-- DOCUMENT SEGMENT follows --

Hi Sorry to hear about your poor yorkie.Quite often vets will try to save the hip joint and prevent putting the dog through surgery if need be.Unfortunately when the hip dislocates the muscle,tendons and ligaments are all torn and this is what keeps the hip in place.Most vets as i said will attempt to put the hip nack in place and hold it in place with a bandage but if the hip keeps popping out more damage is done to the joint and the likelihood of the hip staying in place isnt very high.I think your normal vet has tried his best to salvage the hip joint and tried to prevent your dog being put through surgery but i think now your vet will probably recommend whats called a femoral head excision.Neither of the vets treating the dog has done anything wrong they will both have their own opinions but in my experience i have to say it us noraml to try and save the hip rather than rush straight to surgery!The femoral head is removed and fibrous tissue is formed to replace the joint.Hope this helps.


----------



## Lulu's owner (May 1, 2009)

dinks said:


> Hi Sorry to hear about your poor yorkie.Quite often vets will try to save the hip joint and prevent putting the dog through surgery if need be.Unfortunately when the hip dislocates the muscle,tendons and ligaments are all torn and this is what keeps the hip in place.Most vets as i said will attempt to put the hip nack in place and hold it in place with a bandage but if the hip keeps popping out more damage is done to the joint and the likelihood of the hip staying in place isnt very high.I think your normal vet has tried his best to salvage the hip joint and tried to prevent your dog being put through surgery but i think now your vet will probably recommend whats called a femoral head excision.Neither of the vets treating the dog has done anything wrong they will both have their own opinions but in my experience i have to say it us noraml to try and save the hip rather than rush straight to surgery!The femoral head is removed and fibrous tissue is formed to replace the joint.Hope this helps.

-- DOCUMENT SEGMENT concluded --
-- RECORDS PROVIDED follows --

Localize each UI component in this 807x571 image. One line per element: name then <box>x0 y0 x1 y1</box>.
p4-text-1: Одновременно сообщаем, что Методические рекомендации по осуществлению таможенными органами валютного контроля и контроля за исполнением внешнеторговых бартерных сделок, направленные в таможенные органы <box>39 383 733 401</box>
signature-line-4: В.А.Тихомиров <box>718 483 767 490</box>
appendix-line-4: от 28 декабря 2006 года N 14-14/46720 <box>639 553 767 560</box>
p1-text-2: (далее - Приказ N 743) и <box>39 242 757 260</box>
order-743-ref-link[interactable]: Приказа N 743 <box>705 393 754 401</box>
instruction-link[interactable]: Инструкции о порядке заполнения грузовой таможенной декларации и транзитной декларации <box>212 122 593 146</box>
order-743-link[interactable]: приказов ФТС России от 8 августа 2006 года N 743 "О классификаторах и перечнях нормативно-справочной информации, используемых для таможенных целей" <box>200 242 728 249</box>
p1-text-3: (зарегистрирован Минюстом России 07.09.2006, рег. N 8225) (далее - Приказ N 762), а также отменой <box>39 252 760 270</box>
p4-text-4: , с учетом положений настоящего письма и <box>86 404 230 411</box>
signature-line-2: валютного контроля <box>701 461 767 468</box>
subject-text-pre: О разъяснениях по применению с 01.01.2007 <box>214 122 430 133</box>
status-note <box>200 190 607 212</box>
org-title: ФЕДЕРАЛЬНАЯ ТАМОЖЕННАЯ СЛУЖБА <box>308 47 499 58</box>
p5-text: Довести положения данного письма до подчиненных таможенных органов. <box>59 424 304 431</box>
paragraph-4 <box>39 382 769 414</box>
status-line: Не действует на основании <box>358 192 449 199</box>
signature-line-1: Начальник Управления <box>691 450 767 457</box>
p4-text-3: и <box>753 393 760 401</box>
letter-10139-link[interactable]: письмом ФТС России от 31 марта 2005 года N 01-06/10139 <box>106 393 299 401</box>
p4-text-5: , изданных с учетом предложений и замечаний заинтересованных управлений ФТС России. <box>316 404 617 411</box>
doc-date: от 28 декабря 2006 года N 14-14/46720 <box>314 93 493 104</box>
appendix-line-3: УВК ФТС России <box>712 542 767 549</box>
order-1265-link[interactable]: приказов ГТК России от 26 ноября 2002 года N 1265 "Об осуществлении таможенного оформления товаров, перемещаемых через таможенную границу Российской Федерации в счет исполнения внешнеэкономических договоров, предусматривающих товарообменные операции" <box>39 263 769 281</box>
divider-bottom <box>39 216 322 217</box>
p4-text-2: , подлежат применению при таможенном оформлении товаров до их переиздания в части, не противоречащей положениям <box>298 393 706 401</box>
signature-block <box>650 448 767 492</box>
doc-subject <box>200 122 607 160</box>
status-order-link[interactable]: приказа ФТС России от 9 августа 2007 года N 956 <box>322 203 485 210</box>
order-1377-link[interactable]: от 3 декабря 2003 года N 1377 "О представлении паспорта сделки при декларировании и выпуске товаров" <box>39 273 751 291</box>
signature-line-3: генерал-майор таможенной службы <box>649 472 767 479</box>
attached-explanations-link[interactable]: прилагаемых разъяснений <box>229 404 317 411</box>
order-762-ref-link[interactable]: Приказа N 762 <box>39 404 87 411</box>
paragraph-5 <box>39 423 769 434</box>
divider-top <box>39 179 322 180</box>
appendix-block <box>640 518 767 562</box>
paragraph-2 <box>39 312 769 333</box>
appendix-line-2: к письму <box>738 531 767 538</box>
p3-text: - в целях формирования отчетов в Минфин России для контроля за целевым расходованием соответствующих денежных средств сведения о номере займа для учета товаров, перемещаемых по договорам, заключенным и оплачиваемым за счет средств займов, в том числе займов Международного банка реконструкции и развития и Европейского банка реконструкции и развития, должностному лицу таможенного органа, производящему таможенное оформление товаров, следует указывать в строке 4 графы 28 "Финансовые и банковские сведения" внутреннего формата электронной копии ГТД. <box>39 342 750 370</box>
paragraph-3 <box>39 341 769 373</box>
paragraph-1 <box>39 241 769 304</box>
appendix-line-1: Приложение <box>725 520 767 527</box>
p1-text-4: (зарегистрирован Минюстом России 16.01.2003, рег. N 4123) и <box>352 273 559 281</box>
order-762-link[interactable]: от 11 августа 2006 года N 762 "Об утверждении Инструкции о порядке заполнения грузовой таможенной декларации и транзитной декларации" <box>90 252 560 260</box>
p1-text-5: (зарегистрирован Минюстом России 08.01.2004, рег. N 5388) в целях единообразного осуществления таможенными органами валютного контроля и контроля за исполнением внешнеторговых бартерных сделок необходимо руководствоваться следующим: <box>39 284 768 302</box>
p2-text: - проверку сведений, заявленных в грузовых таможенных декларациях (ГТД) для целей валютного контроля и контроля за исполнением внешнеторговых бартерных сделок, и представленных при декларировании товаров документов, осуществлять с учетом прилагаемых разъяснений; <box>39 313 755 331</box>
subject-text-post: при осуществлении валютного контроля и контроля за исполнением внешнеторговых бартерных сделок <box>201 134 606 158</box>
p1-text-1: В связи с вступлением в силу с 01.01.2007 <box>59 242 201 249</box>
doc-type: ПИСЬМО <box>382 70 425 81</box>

-- RECORDS PROVIDED concluded --

* _ACTIVITY_
In the forum thread about the yorkie's hip, what forms to replace the joint once the femoral head is removed?

* _SOLUTION BELOW_
Fibrous tissue.